Records supplied

■ ■ ■

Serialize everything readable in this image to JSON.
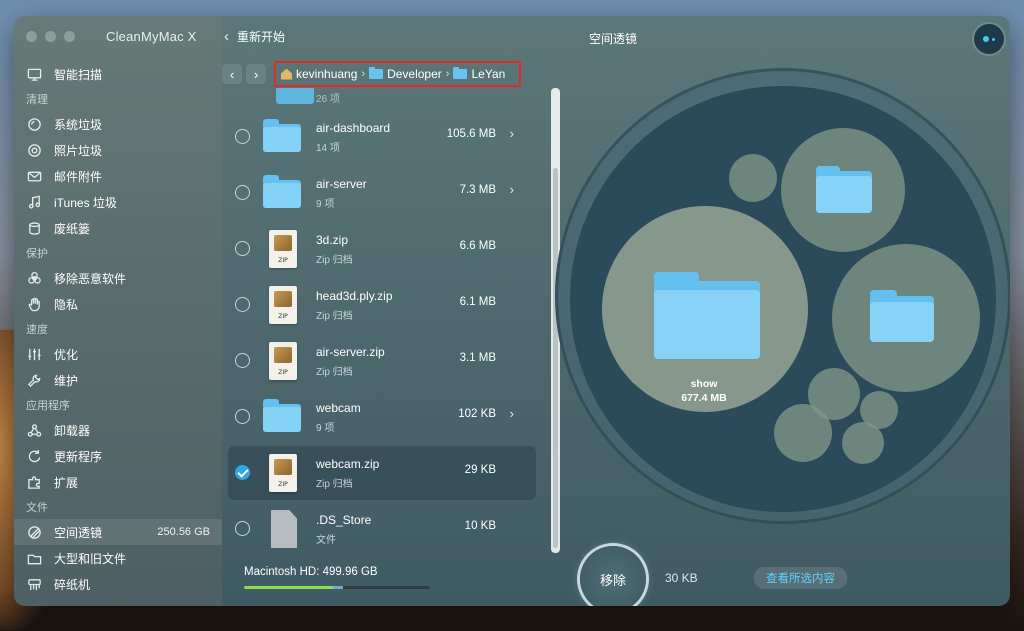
{
  "app": {
    "title": "CleanMyMac X",
    "back_label": "重新开始",
    "page_title": "空间透镜"
  },
  "sidebar": {
    "top": {
      "label": "智能扫描",
      "icon": "monitor-icon"
    },
    "sections": [
      {
        "title": "清理",
        "items": [
          {
            "label": "系统垃圾",
            "icon": "disk-icon"
          },
          {
            "label": "照片垃圾",
            "icon": "camera-icon"
          },
          {
            "label": "邮件附件",
            "icon": "mail-icon"
          },
          {
            "label": "iTunes 垃圾",
            "icon": "music-icon"
          },
          {
            "label": "废纸篓",
            "icon": "trash-icon"
          }
        ]
      },
      {
        "title": "保护",
        "items": [
          {
            "label": "移除恶意软件",
            "icon": "biohazard-icon"
          },
          {
            "label": "隐私",
            "icon": "hand-icon"
          }
        ]
      },
      {
        "title": "速度",
        "items": [
          {
            "label": "优化",
            "icon": "sliders-icon"
          },
          {
            "label": "维护",
            "icon": "wrench-icon"
          }
        ]
      },
      {
        "title": "应用程序",
        "items": [
          {
            "label": "卸载器",
            "icon": "uninstaller-icon"
          },
          {
            "label": "更新程序",
            "icon": "updater-icon"
          },
          {
            "label": "扩展",
            "icon": "extensions-icon"
          }
        ]
      },
      {
        "title": "文件",
        "items": [
          {
            "label": "空间透镜",
            "icon": "lens-icon",
            "size": "250.56 GB",
            "active": true
          },
          {
            "label": "大型和旧文件",
            "icon": "folder-icon"
          },
          {
            "label": "碎纸机",
            "icon": "shredder-icon"
          }
        ]
      }
    ]
  },
  "breadcrumb": [
    "kevinhuang",
    "Developer",
    "LeYan"
  ],
  "file_list": {
    "partial_top_sub": "26 项",
    "rows": [
      {
        "name": "air-dashboard",
        "sub": "14 项",
        "size": "105.6 MB",
        "type": "folder",
        "checked": false,
        "has_arrow": true
      },
      {
        "name": "air-server",
        "sub": "9 项",
        "size": "7.3 MB",
        "type": "folder",
        "checked": false,
        "has_arrow": true
      },
      {
        "name": "3d.zip",
        "sub": "Zip 归档",
        "size": "6.6 MB",
        "type": "zip",
        "checked": false,
        "has_arrow": false
      },
      {
        "name": "head3d.ply.zip",
        "sub": "Zip 归档",
        "size": "6.1 MB",
        "type": "zip",
        "checked": false,
        "has_arrow": false
      },
      {
        "name": "air-server.zip",
        "sub": "Zip 归档",
        "size": "3.1 MB",
        "type": "zip",
        "checked": false,
        "has_arrow": false
      },
      {
        "name": "webcam",
        "sub": "9 项",
        "size": "102 KB",
        "type": "folder",
        "checked": false,
        "has_arrow": true
      },
      {
        "name": "webcam.zip",
        "sub": "Zip 归档",
        "size": "29 KB",
        "type": "zip",
        "checked": true,
        "has_arrow": false
      },
      {
        "name": ".DS_Store",
        "sub": "文件",
        "size": "10 KB",
        "type": "doc",
        "checked": false,
        "has_arrow": false
      }
    ],
    "zip_label": "ZIP"
  },
  "disk": {
    "label": "Macintosh HD: 499.96 GB",
    "used_fraction": 0.48
  },
  "bubble": {
    "main_name": "show",
    "main_size": "677.4 MB"
  },
  "actions": {
    "remove_label": "移除",
    "selected_size": "30 KB",
    "view_selected_label": "查看所选内容"
  },
  "colors": {
    "accent": "#2ea6e6",
    "folder": "#63c0ef",
    "highlight_border": "#e12b2b"
  }
}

■ ■ ■

Make an exact copy of the records above, with the pictures left out.

Right answer
Serialize everything readable in this image to JSON.
{
  "app": {
    "title": "CleanMyMac X",
    "back_label": "重新开始",
    "page_title": "空间透镜"
  },
  "sidebar": {
    "top": {
      "label": "智能扫描",
      "icon": "monitor-icon"
    },
    "sections": [
      {
        "title": "清理",
        "items": [
          {
            "label": "系统垃圾",
            "icon": "disk-icon"
          },
          {
            "label": "照片垃圾",
            "icon": "camera-icon"
          },
          {
            "label": "邮件附件",
            "icon": "mail-icon"
          },
          {
            "label": "iTunes 垃圾",
            "icon": "music-icon"
          },
          {
            "label": "废纸篓",
            "icon": "trash-icon"
          }
        ]
      },
      {
        "title": "保护",
        "items": [
          {
            "label": "移除恶意软件",
            "icon": "biohazard-icon"
          },
          {
            "label": "隐私",
            "icon": "hand-icon"
          }
        ]
      },
      {
        "title": "速度",
        "items": [
          {
            "label": "优化",
            "icon": "sliders-icon"
          },
          {
            "label": "维护",
            "icon": "wrench-icon"
          }
        ]
      },
      {
        "title": "应用程序",
        "items": [
          {
            "label": "卸载器",
            "icon": "uninstaller-icon"
          },
          {
            "label": "更新程序",
            "icon": "updater-icon"
          },
          {
            "label": "扩展",
            "icon": "extensions-icon"
          }
        ]
      },
      {
        "title": "文件",
        "items": [
          {
            "label": "空间透镜",
            "icon": "lens-icon",
            "size": "250.56 GB",
            "active": true
          },
          {
            "label": "大型和旧文件",
            "icon": "folder-icon"
          },
          {
            "label": "碎纸机",
            "icon": "shredder-icon"
          }
        ]
      }
    ]
  },
  "breadcrumb": [
    "kevinhuang",
    "Developer",
    "LeYan"
  ],
  "file_list": {
    "partial_top_sub": "26 项",
    "rows": [
      {
        "name": "air-dashboard",
        "sub": "14 项",
        "size": "105.6 MB",
        "type": "folder",
        "checked": false,
        "has_arrow": true
      },
      {
        "name": "air-server",
        "sub": "9 项",
        "size": "7.3 MB",
        "type": "folder",
        "checked": false,
        "has_arrow": true
      },
      {
        "name": "3d.zip",
        "sub": "Zip 归档",
        "size": "6.6 MB",
        "type": "zip",
        "checked": false,
        "has_arrow": false
      },
      {
        "name": "head3d.ply.zip",
        "sub": "Zip 归档",
        "size": "6.1 MB",
        "type": "zip",
        "checked": false,
        "has_arrow": false
      },
      {
        "name": "air-server.zip",
        "sub": "Zip 归档",
        "size": "3.1 MB",
        "type": "zip",
        "checked": false,
        "has_arrow": false
      },
      {
        "name": "webcam",
        "sub": "9 项",
        "size": "102 KB",
        "type": "folder",
        "checked": false,
        "has_arrow": true
      },
      {
        "name": "webcam.zip",
        "sub": "Zip 归档",
        "size": "29 KB",
        "type": "zip",
        "checked": true,
        "has_arrow": false
      },
      {
        "name": ".DS_Store",
        "sub": "文件",
        "size": "10 KB",
        "type": "doc",
        "checked": false,
        "has_arrow": false
      }
    ],
    "zip_label": "ZIP"
  },
  "disk": {
    "label": "Macintosh HD: 499.96 GB",
    "used_fraction": 0.48
  },
  "bubble": {
    "main_name": "show",
    "main_size": "677.4 MB"
  },
  "actions": {
    "remove_label": "移除",
    "selected_size": "30 KB",
    "view_selected_label": "查看所选内容"
  },
  "colors": {
    "accent": "#2ea6e6",
    "folder": "#63c0ef",
    "highlight_border": "#e12b2b"
  }
}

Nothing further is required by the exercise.